EXTRACTED INFORMATION:
====================

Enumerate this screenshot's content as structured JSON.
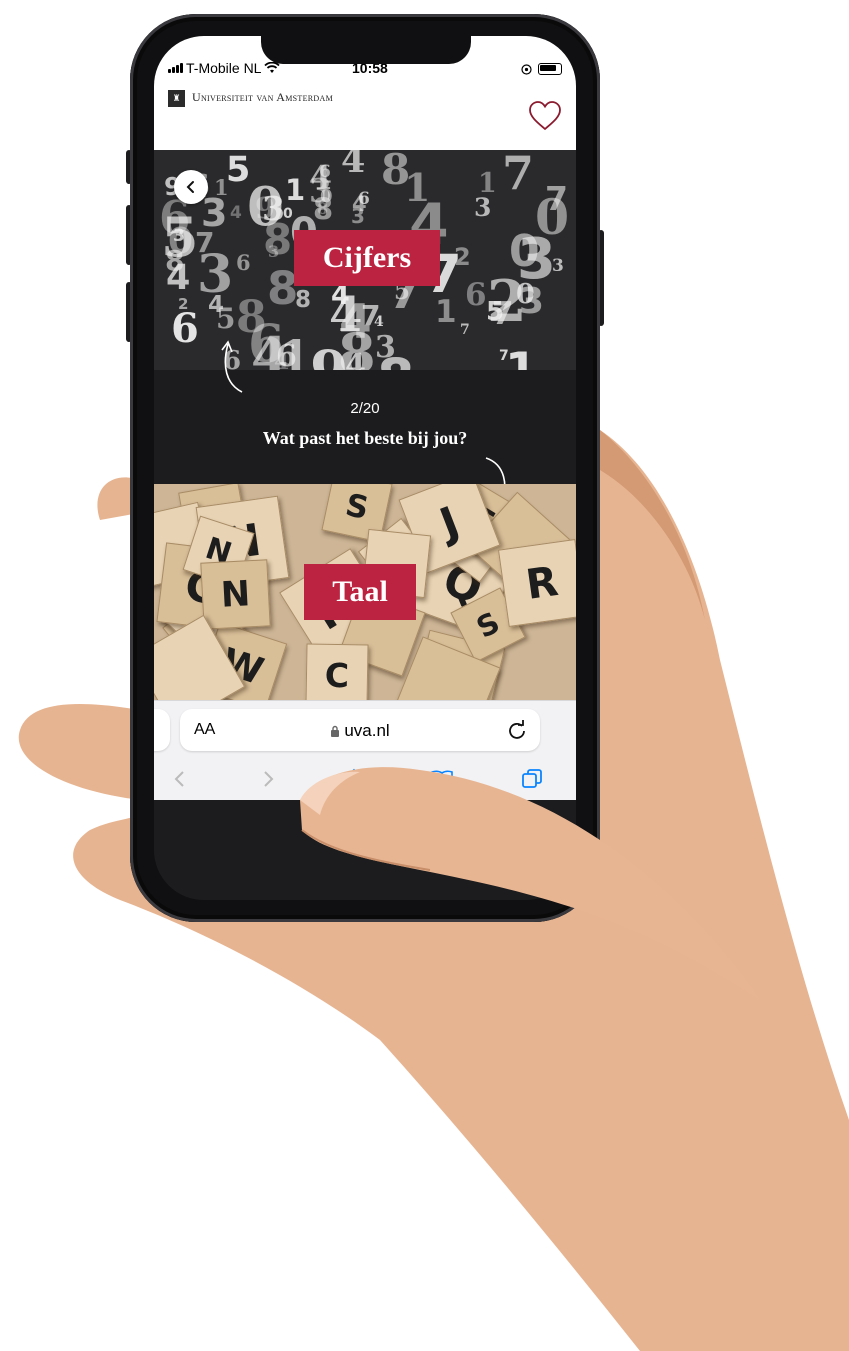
{
  "status_bar": {
    "carrier": "T-Mobile NL",
    "time": "10:58"
  },
  "header": {
    "logo_text": "Universiteit van Amsterdam",
    "logo_mark": "♜",
    "favorite_icon": "heart-icon"
  },
  "quiz": {
    "counter": "2/20",
    "question": "Wat past het beste bij jou?",
    "option_a": {
      "label": "Cijfers",
      "background": "numbers-image"
    },
    "option_b": {
      "label": "Taal",
      "background": "scrabble-tiles-image"
    },
    "back_icon": "chevron-left-icon"
  },
  "browser": {
    "text_size_label": "AA",
    "url": "uva.nl",
    "lock_icon": "lock-icon",
    "reload_icon": "reload-icon",
    "toolbar": [
      "back-icon",
      "forward-icon",
      "share-icon",
      "bookmarks-icon",
      "tabs-icon"
    ]
  },
  "colors": {
    "accent": "#bc2340",
    "dark_bg": "#1c1c1e",
    "link_blue": "#0a84ff"
  }
}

====================

WORK TO COMPLETE: Reproduce the entries above word for word. Pictures stay out.

RESULT BELOW:
Enumerate this screenshot's content as structured JSON.
{
  "status_bar": {
    "carrier": "T-Mobile NL",
    "time": "10:58"
  },
  "header": {
    "logo_text": "Universiteit van Amsterdam",
    "logo_mark": "♜",
    "favorite_icon": "heart-icon"
  },
  "quiz": {
    "counter": "2/20",
    "question": "Wat past het beste bij jou?",
    "option_a": {
      "label": "Cijfers",
      "background": "numbers-image"
    },
    "option_b": {
      "label": "Taal",
      "background": "scrabble-tiles-image"
    },
    "back_icon": "chevron-left-icon"
  },
  "browser": {
    "text_size_label": "AA",
    "url": "uva.nl",
    "lock_icon": "lock-icon",
    "reload_icon": "reload-icon",
    "toolbar": [
      "back-icon",
      "forward-icon",
      "share-icon",
      "bookmarks-icon",
      "tabs-icon"
    ]
  },
  "colors": {
    "accent": "#bc2340",
    "dark_bg": "#1c1c1e",
    "link_blue": "#0a84ff"
  }
}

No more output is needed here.